**GIVEN INSTRUCTION:**
Keep every line where the word "label" appears; drop the rest.

Figure dataset records

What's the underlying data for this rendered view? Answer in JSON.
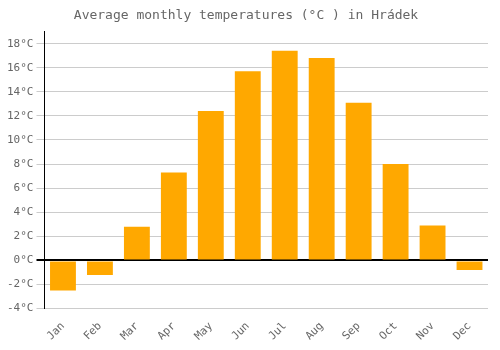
{
  "chart_data": {
    "type": "bar",
    "title": "Average monthly temperatures (°C ) in Hrádek",
    "categories": [
      "Jan",
      "Feb",
      "Mar",
      "Apr",
      "May",
      "Jun",
      "Jul",
      "Aug",
      "Sep",
      "Oct",
      "Nov",
      "Dec"
    ],
    "values": [
      -2.5,
      -1.2,
      2.8,
      7.3,
      12.4,
      15.7,
      17.4,
      16.8,
      13.1,
      8.0,
      2.9,
      -0.8
    ],
    "color": "#FFA800",
    "ylim": [
      -4,
      19
    ],
    "yticks": [
      {
        "value": -4,
        "label": "-4°C"
      },
      {
        "value": -2,
        "label": "-2°C"
      },
      {
        "value": 0,
        "label": "0°C"
      },
      {
        "value": 2,
        "label": "2°C"
      },
      {
        "value": 4,
        "label": "4°C"
      },
      {
        "value": 6,
        "label": "6°C"
      },
      {
        "value": 8,
        "label": "8°C"
      },
      {
        "value": 10,
        "label": "10°C"
      },
      {
        "value": 12,
        "label": "12°C"
      },
      {
        "value": 14,
        "label": "14°C"
      },
      {
        "value": 16,
        "label": "16°C"
      },
      {
        "value": 18,
        "label": "18°C"
      }
    ],
    "grid": true
  }
}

**SOLVED EXERCISE:**
        "label": "-4°C"
        "label": "-2°C"
        "label": "0°C"
        "label": "2°C"
        "label": "4°C"
        "label": "6°C"
        "label": "8°C"
        "label": "10°C"
        "label": "12°C"
        "label": "14°C"
        "label": "16°C"
        "label": "18°C"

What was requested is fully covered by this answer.